* _Directions for this task_
Output the data below in full, byte for byte. Nothing may differ.

* _Given information_
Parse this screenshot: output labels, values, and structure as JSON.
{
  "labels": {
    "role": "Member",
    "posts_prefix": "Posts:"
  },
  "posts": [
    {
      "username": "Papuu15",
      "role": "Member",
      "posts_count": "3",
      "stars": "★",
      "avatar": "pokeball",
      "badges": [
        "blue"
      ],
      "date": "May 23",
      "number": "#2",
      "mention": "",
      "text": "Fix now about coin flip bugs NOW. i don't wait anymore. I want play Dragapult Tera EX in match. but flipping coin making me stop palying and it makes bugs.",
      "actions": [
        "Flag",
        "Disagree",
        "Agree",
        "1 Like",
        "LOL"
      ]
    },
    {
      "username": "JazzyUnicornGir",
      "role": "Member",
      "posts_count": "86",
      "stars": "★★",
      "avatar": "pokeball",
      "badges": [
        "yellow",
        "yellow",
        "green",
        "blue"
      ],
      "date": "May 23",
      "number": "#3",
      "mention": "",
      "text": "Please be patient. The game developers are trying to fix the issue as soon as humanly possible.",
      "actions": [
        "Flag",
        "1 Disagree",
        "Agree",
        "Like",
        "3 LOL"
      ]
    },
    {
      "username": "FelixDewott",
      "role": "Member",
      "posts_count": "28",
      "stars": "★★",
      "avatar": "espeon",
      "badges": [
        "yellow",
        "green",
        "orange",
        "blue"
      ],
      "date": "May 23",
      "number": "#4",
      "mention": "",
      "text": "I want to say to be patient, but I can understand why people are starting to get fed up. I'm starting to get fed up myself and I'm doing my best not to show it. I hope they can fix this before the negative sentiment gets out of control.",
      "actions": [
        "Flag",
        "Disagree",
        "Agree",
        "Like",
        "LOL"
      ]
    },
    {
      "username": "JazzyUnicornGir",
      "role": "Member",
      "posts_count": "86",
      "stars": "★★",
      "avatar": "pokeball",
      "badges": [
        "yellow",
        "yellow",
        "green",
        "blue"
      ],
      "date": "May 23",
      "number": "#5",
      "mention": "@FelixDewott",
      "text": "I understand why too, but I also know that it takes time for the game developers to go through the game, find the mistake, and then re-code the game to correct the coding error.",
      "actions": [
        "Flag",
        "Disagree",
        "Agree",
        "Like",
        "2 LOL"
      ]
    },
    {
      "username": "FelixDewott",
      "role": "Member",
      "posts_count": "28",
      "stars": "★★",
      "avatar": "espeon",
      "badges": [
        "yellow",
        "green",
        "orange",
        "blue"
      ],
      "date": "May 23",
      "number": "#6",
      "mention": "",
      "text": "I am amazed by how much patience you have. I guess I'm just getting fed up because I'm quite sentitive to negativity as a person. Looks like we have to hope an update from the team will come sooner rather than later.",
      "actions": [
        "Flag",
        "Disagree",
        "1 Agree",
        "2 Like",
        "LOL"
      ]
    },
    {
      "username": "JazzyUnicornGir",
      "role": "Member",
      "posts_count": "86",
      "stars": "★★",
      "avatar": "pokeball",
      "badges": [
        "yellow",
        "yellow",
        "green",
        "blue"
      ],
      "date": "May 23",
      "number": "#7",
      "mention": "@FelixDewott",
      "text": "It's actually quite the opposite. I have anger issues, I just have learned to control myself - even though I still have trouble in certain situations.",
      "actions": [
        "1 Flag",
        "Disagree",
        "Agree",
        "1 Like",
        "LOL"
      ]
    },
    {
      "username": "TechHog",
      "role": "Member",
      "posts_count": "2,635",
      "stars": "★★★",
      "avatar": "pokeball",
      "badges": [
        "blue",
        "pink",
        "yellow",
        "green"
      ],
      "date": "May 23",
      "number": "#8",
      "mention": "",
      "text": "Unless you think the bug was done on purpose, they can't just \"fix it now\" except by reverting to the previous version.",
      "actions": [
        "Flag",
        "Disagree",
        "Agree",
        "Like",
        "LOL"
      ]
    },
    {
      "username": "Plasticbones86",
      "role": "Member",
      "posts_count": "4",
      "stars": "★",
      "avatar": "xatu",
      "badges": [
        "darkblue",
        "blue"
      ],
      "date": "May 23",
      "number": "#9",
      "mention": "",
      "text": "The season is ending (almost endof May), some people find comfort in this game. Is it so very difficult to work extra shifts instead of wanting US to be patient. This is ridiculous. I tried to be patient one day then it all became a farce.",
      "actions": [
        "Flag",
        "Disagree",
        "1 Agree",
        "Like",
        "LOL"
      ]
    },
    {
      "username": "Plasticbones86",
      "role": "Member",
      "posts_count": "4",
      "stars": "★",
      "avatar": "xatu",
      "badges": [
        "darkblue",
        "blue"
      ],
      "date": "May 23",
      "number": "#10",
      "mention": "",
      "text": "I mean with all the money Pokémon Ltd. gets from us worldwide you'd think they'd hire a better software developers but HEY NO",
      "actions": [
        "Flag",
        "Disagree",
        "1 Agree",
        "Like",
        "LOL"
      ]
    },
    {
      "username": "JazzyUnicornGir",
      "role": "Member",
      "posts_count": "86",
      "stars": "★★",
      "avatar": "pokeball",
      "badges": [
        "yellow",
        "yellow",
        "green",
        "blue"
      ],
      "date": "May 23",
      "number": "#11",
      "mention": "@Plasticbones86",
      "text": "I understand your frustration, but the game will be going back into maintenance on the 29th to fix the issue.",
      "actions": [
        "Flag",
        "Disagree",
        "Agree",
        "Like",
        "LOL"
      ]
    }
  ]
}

* _Reply to the exercise_
Parse this screenshot: output labels, values, and structure as JSON.
{
  "labels": {
    "role": "Member",
    "posts_prefix": "Posts:"
  },
  "posts": [
    {
      "username": "Papuu15",
      "role": "Member",
      "posts_count": "3",
      "stars": "★",
      "avatar": "pokeball",
      "badges": [
        "blue"
      ],
      "date": "May 23",
      "number": "#2",
      "mention": "",
      "text": "Fix now about coin flip bugs NOW. i don't wait anymore. I want play Dragapult Tera EX in match. but flipping coin making me stop palying and it makes bugs.",
      "actions": [
        "Flag",
        "Disagree",
        "Agree",
        "1 Like",
        "LOL"
      ]
    },
    {
      "username": "JazzyUnicornGir",
      "role": "Member",
      "posts_count": "86",
      "stars": "★★",
      "avatar": "pokeball",
      "badges": [
        "yellow",
        "yellow",
        "green",
        "blue"
      ],
      "date": "May 23",
      "number": "#3",
      "mention": "",
      "text": "Please be patient. The game developers are trying to fix the issue as soon as humanly possible.",
      "actions": [
        "Flag",
        "1 Disagree",
        "Agree",
        "Like",
        "3 LOL"
      ]
    },
    {
      "username": "FelixDewott",
      "role": "Member",
      "posts_count": "28",
      "stars": "★★",
      "avatar": "espeon",
      "badges": [
        "yellow",
        "green",
        "orange",
        "blue"
      ],
      "date": "May 23",
      "number": "#4",
      "mention": "",
      "text": "I want to say to be patient, but I can understand why people are starting to get fed up. I'm starting to get fed up myself and I'm doing my best not to show it. I hope they can fix this before the negative sentiment gets out of control.",
      "actions": [
        "Flag",
        "Disagree",
        "Agree",
        "Like",
        "LOL"
      ]
    },
    {
      "username": "JazzyUnicornGir",
      "role": "Member",
      "posts_count": "86",
      "stars": "★★",
      "avatar": "pokeball",
      "badges": [
        "yellow",
        "yellow",
        "green",
        "blue"
      ],
      "date": "May 23",
      "number": "#5",
      "mention": "@FelixDewott",
      "text": "I understand why too, but I also know that it takes time for the game developers to go through the game, find the mistake, and then re-code the game to correct the coding error.",
      "actions": [
        "Flag",
        "Disagree",
        "Agree",
        "Like",
        "2 LOL"
      ]
    },
    {
      "username": "FelixDewott",
      "role": "Member",
      "posts_count": "28",
      "stars": "★★",
      "avatar": "espeon",
      "badges": [
        "yellow",
        "green",
        "orange",
        "blue"
      ],
      "date": "May 23",
      "number": "#6",
      "mention": "",
      "text": "I am amazed by how much patience you have. I guess I'm just getting fed up because I'm quite sentitive to negativity as a person. Looks like we have to hope an update from the team will come sooner rather than later.",
      "actions": [
        "Flag",
        "Disagree",
        "1 Agree",
        "2 Like",
        "LOL"
      ]
    },
    {
      "username": "JazzyUnicornGir",
      "role": "Member",
      "posts_count": "86",
      "stars": "★★",
      "avatar": "pokeball",
      "badges": [
        "yellow",
        "yellow",
        "green",
        "blue"
      ],
      "date": "May 23",
      "number": "#7",
      "mention": "@FelixDewott",
      "text": "It's actually quite the opposite. I have anger issues, I just have learned to control myself - even though I still have trouble in certain situations.",
      "actions": [
        "1 Flag",
        "Disagree",
        "Agree",
        "1 Like",
        "LOL"
      ]
    },
    {
      "username": "TechHog",
      "role": "Member",
      "posts_count": "2,635",
      "stars": "★★★",
      "avatar": "pokeball",
      "badges": [
        "blue",
        "pink",
        "yellow",
        "green"
      ],
      "date": "May 23",
      "number": "#8",
      "mention": "",
      "text": "Unless you think the bug was done on purpose, they can't just \"fix it now\" except by reverting to the previous version.",
      "actions": [
        "Flag",
        "Disagree",
        "Agree",
        "Like",
        "LOL"
      ]
    },
    {
      "username": "Plasticbones86",
      "role": "Member",
      "posts_count": "4",
      "stars": "★",
      "avatar": "xatu",
      "badges": [
        "darkblue",
        "blue"
      ],
      "date": "May 23",
      "number": "#9",
      "mention": "",
      "text": "The season is ending (almost endof May), some people find comfort in this game. Is it so very difficult to work extra shifts instead of wanting US to be patient. This is ridiculous. I tried to be patient one day then it all became a farce.",
      "actions": [
        "Flag",
        "Disagree",
        "1 Agree",
        "Like",
        "LOL"
      ]
    },
    {
      "username": "Plasticbones86",
      "role": "Member",
      "posts_count": "4",
      "stars": "★",
      "avatar": "xatu",
      "badges": [
        "darkblue",
        "blue"
      ],
      "date": "May 23",
      "number": "#10",
      "mention": "",
      "text": "I mean with all the money Pokémon Ltd. gets from us worldwide you'd think they'd hire a better software developers but HEY NO",
      "actions": [
        "Flag",
        "Disagree",
        "1 Agree",
        "Like",
        "LOL"
      ]
    },
    {
      "username": "JazzyUnicornGir",
      "role": "Member",
      "posts_count": "86",
      "stars": "★★",
      "avatar": "pokeball",
      "badges": [
        "yellow",
        "yellow",
        "green",
        "blue"
      ],
      "date": "May 23",
      "number": "#11",
      "mention": "@Plasticbones86",
      "text": "I understand your frustration, but the game will be going back into maintenance on the 29th to fix the issue.",
      "actions": [
        "Flag",
        "Disagree",
        "Agree",
        "Like",
        "LOL"
      ]
    }
  ]
}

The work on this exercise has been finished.